▶ Dataset records:
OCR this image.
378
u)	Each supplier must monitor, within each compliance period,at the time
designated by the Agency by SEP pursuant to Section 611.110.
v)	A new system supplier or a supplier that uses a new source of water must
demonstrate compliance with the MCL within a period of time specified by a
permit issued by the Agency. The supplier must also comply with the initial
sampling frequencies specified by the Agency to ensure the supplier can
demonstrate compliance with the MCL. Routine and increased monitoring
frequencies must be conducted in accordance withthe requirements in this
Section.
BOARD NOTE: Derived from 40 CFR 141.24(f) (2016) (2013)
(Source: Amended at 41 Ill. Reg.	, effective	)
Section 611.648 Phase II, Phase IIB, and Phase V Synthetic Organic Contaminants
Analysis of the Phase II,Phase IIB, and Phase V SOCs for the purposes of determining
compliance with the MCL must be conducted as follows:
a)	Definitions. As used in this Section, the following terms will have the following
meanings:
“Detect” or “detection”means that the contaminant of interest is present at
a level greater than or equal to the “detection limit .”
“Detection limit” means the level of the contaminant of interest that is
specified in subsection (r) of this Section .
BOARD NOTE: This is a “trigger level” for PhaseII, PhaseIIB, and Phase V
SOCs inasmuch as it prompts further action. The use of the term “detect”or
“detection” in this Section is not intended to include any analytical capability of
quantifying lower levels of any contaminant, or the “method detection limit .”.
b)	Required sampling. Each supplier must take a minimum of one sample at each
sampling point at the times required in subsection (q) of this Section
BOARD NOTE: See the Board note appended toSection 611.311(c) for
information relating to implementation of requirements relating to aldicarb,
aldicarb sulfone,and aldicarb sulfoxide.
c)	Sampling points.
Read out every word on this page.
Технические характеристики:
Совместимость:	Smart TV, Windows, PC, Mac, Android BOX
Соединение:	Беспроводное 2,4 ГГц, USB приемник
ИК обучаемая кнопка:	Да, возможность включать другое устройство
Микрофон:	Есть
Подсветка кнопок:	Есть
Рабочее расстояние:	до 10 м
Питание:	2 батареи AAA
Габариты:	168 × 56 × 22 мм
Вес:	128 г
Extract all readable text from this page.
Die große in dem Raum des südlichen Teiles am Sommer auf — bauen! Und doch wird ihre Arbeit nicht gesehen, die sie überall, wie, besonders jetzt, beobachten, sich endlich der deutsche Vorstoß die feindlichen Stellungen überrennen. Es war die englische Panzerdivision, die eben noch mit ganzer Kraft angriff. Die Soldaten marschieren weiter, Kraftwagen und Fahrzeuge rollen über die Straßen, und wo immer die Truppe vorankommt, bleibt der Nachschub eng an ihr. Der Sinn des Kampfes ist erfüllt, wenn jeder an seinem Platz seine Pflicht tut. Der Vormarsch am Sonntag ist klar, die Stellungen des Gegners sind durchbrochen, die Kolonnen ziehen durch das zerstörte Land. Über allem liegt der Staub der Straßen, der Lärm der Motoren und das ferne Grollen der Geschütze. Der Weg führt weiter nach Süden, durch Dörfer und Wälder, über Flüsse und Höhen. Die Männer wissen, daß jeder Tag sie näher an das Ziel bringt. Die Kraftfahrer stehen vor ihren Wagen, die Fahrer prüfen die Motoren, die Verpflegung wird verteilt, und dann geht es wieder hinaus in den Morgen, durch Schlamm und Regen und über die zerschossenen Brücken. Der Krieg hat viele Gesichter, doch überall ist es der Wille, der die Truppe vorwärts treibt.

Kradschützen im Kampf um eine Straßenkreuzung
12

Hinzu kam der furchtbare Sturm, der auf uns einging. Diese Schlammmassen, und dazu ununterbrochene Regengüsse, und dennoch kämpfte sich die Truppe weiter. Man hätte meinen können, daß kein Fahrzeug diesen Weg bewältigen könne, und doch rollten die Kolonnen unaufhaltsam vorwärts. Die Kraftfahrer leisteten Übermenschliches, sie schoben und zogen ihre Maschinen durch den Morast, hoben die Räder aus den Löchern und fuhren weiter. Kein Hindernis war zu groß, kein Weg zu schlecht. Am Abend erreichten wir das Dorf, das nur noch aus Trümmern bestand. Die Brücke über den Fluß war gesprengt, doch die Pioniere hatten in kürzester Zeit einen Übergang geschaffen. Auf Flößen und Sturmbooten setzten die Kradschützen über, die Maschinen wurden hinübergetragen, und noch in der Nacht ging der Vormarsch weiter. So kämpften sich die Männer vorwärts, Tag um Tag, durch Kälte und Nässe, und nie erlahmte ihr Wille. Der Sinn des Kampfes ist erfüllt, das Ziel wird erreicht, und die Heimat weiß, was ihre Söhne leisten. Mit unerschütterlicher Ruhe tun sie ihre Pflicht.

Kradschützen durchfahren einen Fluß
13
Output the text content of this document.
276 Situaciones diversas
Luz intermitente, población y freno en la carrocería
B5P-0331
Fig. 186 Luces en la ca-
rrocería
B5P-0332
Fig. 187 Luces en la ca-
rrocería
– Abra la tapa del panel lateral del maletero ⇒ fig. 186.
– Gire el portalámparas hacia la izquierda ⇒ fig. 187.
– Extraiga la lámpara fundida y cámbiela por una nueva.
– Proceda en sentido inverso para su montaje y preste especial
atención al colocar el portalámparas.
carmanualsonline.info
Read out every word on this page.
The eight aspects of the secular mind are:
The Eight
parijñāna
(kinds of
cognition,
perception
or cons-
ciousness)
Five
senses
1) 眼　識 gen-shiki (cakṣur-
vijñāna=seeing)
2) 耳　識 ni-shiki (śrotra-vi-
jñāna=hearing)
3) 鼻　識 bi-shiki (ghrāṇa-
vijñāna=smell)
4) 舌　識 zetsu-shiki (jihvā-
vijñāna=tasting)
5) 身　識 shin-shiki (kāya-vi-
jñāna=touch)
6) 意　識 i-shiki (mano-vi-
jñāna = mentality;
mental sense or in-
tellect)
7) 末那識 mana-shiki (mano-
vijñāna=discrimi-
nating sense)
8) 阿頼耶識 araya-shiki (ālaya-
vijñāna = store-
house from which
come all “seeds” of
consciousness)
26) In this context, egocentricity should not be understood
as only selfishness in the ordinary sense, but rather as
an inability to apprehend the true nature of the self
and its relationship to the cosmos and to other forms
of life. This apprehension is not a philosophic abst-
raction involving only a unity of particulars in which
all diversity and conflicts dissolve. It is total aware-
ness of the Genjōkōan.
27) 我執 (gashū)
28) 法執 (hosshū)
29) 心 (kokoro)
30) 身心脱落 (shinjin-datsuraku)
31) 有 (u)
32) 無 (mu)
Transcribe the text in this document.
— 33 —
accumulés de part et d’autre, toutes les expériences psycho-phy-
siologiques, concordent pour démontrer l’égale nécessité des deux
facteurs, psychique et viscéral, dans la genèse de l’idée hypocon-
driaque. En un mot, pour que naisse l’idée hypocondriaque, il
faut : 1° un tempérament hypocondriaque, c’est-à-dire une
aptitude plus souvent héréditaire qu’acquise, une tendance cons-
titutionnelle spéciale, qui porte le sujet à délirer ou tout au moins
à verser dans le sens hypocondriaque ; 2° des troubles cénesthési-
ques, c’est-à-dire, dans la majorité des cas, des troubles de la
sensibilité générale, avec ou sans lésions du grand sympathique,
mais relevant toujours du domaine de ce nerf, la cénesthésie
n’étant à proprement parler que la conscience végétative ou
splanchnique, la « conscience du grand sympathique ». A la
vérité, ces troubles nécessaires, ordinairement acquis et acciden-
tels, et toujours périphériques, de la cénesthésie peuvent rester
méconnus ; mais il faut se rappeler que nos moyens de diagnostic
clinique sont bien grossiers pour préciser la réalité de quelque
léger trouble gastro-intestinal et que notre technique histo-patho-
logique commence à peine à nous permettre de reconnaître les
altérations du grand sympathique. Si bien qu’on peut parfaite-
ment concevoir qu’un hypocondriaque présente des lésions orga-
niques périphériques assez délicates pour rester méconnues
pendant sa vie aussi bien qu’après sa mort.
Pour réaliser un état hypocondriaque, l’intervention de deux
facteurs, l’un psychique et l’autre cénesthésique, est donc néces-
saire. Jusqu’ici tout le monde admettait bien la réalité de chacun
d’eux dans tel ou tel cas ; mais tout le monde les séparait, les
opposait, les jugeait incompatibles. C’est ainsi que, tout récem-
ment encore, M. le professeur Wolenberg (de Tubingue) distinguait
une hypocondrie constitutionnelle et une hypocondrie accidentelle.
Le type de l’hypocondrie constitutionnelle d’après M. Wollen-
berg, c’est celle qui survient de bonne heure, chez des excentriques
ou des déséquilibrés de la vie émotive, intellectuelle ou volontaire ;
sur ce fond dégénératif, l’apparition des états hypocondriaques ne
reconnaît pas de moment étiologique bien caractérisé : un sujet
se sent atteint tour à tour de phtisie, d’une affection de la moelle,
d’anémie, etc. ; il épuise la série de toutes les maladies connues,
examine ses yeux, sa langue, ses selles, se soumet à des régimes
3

▶ Job:
Copy out each line of the data where the string "interest" appears.

▶ Full answer:
“Detect” or “detection”means that the contaminant of interest is present at
“Detection limit” means the level of the contaminant of interest that is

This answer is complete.